网页摘录>
⟨

PR1b是病程相关蛋白基因，在植物中主要抑制病原菌的生长、繁殖和传播.毒素处理后，PR1b基因在谷梅二号中的相对表达量明显高于稻瘟病敏感品种丽江新团黑谷，在24和48h的表达量分别达到最大，这可能是毒素处理时间的增加诱导PR1b基因表达量大增所致.PR4基因的表达在丽江新团黑谷和谷梅二号中与PR1b类似.PR1a却不同，虽然随着处理时间的增加，表达量在两品种中均总体上升，但在48 h时，PR1a在丽江新团黑谷根中的表达量高于谷梅二号.而另一个病程相关蛋白基因JIOsPR10在敏感品种丽江新团黑谷中的表达量先上升后下降，在48h时降到最低，在根和叶中检测不到；而在谷梅二号的叶中，48h时表达量达到最大，根中的表达量则随着处理时间的增加基本无变化（图2）.

与水杨酸合成相关的苯丙氨酸裂解酶基因PAL在稻瘟病抗性品种谷梅二号幼苗根和叶中的表达水平均显著增高，48h时其在根中的表达量是未处理时的8倍.PAL在敏感品种丽江新团黑谷根和叶中的表达量呈波浪状，表达不稳定.β-1，3-葡聚糖酶类似基因Gns1的表达量在两个品种中随着处理时间的延长，均呈上升趋势，且在丽江新团黑谷叶中的表达量高于抗性品种谷梅二号.几丁质酶基因Cht-1的表达量在毒素处理后期均升高，48h时，两品种叶中的表达量差异不大，但谷梅二号根中的表达量高于丽江新团黑谷.查尔酮合成酶基因CHS的表达量与Gns1类似，随着处理时间的延长，在两个品种中均呈上升趋势且差异不大（图2）.

3 讨 论

稻瘟病是影响水稻生产的主要病害，本研究以稻瘟菌毒素侵染水稻幼苗根部，通过生理分析及相关基因的荧光定量分析来研究稻瘟菌感染水稻根部的分子机理，以期为深入了解水稻病害的根部感染机制奠定一定的基础.

植物不能像动物一样移动，因此面对逆境需要消耗大量能量主动应对.这种植物对逆境的主动应对在分子层面表现为复杂的胁迫应答及调控机制［6］.此外，这些精巧的调控机制将最终调动相关生理指标的变化.在本研究中，不同处理生理指标的变化并不完全相同.就SOD 来说，在不同处理间的变化非常微妙，没有显著性的改变.而其它3个生理指标变化都非常剧烈，且呈现一定处理相关性，具有基因型差异.

⟩

数据内容>

⟨

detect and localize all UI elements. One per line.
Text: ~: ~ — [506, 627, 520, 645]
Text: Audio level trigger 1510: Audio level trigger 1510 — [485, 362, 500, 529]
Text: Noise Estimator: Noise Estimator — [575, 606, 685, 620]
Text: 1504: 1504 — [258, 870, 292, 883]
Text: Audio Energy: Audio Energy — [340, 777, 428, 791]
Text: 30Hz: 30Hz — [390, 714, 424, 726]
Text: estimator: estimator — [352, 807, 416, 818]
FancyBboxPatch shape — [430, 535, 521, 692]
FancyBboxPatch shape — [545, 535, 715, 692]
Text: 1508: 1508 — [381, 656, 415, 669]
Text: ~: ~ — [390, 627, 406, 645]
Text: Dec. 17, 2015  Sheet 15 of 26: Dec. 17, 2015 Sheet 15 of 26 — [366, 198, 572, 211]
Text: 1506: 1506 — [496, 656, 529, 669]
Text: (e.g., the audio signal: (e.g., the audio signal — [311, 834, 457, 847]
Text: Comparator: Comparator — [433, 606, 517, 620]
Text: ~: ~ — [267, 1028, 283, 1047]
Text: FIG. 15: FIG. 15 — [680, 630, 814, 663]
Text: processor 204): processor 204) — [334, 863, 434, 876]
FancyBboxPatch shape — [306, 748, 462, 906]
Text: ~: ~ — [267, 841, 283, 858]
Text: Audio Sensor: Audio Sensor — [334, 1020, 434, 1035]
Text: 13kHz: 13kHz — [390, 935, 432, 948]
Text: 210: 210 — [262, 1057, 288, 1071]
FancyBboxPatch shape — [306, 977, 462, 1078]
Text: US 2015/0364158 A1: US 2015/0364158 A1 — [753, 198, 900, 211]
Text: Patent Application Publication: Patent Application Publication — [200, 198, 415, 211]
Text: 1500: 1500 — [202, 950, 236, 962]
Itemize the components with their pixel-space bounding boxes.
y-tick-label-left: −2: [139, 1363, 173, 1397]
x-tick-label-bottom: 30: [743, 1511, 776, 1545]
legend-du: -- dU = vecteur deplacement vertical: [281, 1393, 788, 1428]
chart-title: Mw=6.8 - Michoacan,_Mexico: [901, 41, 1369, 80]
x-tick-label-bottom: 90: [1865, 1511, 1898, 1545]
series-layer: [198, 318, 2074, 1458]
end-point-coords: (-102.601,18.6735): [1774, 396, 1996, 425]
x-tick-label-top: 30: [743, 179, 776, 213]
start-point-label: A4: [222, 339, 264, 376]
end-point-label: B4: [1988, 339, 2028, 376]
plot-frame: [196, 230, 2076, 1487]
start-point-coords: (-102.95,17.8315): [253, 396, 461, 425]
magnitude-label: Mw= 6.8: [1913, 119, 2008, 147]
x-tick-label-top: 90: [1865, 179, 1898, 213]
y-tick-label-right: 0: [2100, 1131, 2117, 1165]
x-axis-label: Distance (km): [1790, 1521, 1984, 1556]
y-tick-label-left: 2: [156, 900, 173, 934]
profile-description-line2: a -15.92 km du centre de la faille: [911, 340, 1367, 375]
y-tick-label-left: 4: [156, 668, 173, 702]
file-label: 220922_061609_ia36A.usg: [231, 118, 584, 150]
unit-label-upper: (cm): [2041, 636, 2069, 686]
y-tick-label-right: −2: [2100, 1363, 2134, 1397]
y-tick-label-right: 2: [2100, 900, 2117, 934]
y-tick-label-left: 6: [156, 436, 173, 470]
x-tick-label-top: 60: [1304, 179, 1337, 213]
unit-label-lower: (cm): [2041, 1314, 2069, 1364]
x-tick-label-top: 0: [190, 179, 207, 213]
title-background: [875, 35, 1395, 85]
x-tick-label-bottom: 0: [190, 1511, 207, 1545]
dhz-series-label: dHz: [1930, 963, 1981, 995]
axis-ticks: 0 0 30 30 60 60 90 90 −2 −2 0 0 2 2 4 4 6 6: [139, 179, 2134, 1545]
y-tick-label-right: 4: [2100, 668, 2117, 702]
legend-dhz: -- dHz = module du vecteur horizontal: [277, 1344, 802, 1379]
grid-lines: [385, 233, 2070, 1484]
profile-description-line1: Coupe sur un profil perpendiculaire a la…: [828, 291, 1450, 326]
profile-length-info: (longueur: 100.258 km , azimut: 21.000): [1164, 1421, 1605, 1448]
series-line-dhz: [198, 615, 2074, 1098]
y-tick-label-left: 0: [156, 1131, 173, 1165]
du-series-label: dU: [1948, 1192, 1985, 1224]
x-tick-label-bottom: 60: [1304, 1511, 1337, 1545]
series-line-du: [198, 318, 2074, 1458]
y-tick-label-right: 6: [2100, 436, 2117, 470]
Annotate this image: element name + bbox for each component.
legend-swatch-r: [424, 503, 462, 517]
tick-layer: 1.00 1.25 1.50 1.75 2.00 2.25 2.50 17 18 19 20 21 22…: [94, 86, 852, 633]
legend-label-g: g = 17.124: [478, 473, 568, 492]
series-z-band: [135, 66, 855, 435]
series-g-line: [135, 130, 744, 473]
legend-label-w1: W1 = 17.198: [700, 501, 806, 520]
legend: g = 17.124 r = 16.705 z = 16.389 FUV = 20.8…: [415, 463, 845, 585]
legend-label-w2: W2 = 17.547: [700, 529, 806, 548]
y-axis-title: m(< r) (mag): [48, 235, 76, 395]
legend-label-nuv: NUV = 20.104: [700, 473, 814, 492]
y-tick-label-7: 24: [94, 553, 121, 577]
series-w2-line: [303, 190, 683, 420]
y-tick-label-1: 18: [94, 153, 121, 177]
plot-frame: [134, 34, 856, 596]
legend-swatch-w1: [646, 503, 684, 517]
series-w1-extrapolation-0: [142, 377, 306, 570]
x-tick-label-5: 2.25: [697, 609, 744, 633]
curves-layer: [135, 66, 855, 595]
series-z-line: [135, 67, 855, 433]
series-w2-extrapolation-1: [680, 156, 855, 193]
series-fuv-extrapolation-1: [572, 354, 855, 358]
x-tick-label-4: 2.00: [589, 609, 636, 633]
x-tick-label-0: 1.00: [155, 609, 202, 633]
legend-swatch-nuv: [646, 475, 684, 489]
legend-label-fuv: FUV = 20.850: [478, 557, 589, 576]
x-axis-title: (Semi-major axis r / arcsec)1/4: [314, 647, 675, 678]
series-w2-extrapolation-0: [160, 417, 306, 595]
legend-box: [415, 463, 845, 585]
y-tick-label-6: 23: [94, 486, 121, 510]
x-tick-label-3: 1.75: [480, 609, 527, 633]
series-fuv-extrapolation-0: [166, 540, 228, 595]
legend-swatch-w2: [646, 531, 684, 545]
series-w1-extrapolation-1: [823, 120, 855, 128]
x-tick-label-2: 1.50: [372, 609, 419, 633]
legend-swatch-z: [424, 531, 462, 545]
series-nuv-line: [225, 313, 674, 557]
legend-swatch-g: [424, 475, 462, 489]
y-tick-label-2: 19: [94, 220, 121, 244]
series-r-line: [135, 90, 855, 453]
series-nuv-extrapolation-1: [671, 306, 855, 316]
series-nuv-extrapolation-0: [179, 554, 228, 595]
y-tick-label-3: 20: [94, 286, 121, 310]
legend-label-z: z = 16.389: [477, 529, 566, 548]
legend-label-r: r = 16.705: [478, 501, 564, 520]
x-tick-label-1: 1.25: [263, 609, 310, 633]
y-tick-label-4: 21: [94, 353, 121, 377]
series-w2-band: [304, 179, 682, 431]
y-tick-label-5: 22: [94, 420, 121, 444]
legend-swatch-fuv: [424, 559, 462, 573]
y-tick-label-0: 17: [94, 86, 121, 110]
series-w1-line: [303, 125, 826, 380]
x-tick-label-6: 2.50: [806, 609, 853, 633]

⟩

练习要求> 请从最后一句之后续写上面那段关于稻瘟菌毒素处理后水稻抗病相关基因表达的网页摘录。

练习解答>
前人的研究表明，植物对病害和机械损伤的防御主要通过SA 和JA／乙烯信号传导途径介导［18］.本研究所选取的8个抗性相关基因中，PR1a、PAL、Cht-1和PR4主要涉及水杨酸通路，JIOsPR10则主要与茉莉酸通路相关，PR1b与水杨酸和茉莉酸都相关［19］，CHS和Gns1则可能与茉莉酸通路有关.研究结果显示，稻瘟菌毒素处理水稻幼苗根部后，防卫信号传导途径被激活.稻瘟病抗性水稻的防卫相关基因的转录水平在处理后期明显高于敏感水稻，最显著的标志是水杨酸途径中的关键基因PAL在48h时根中的表达量是丽江新团黑谷的8倍.同样，处理后期时病程相关蛋白JIOsPR10、PR1b和PR4在抗性水稻中的表达量也远高于敏感水稻，其中PR1b和PR4是在根中，而JIOsPR10是在叶中.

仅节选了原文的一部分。